## Begin Supplied material

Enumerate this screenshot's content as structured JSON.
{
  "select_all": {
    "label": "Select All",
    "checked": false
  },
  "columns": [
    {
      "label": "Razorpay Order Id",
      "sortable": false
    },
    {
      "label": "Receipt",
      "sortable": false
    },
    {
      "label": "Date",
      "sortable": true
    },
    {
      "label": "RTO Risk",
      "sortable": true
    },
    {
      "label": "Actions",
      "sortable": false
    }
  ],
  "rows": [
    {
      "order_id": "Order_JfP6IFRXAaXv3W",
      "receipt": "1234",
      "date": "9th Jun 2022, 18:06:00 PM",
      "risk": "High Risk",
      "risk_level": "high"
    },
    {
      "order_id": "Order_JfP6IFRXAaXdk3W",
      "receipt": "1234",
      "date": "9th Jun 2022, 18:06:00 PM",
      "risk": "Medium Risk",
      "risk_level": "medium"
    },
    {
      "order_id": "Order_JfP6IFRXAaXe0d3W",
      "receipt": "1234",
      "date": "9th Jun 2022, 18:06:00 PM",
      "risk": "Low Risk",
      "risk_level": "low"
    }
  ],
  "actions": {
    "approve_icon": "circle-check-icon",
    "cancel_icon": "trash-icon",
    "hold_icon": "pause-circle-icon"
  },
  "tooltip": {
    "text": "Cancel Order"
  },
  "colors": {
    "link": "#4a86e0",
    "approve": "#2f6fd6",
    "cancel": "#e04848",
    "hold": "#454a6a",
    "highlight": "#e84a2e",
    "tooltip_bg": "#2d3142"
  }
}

## End Supplied material
## Begin Supplied material

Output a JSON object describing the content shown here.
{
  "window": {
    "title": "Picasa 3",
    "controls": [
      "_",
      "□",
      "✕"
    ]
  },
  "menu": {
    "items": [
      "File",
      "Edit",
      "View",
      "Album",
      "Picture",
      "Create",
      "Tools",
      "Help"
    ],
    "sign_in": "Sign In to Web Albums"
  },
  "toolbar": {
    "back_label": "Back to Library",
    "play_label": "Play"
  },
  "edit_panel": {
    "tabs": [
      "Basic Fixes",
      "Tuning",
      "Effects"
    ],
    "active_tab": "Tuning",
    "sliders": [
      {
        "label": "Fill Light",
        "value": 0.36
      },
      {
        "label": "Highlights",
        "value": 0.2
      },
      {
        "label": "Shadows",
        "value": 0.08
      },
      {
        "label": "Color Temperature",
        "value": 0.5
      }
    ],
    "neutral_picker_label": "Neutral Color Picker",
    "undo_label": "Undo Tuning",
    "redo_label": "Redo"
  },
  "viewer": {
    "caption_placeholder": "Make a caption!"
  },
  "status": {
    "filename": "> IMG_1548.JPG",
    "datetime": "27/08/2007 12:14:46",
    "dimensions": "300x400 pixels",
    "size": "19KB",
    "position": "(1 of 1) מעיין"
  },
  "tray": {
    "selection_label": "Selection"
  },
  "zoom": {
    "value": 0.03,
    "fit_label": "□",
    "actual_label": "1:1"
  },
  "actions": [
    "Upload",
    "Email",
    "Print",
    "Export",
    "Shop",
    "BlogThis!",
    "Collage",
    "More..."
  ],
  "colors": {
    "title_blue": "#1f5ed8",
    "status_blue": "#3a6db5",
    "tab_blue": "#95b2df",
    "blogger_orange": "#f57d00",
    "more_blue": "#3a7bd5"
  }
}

## End Supplied material

Problem description :: Pull out every line holding "value" from the records above, and copy it.

Finished answer ::
        "value": 0.36
        "value": 0.2
        "value": 0.08
        "value": 0.5
    "value": 0.03,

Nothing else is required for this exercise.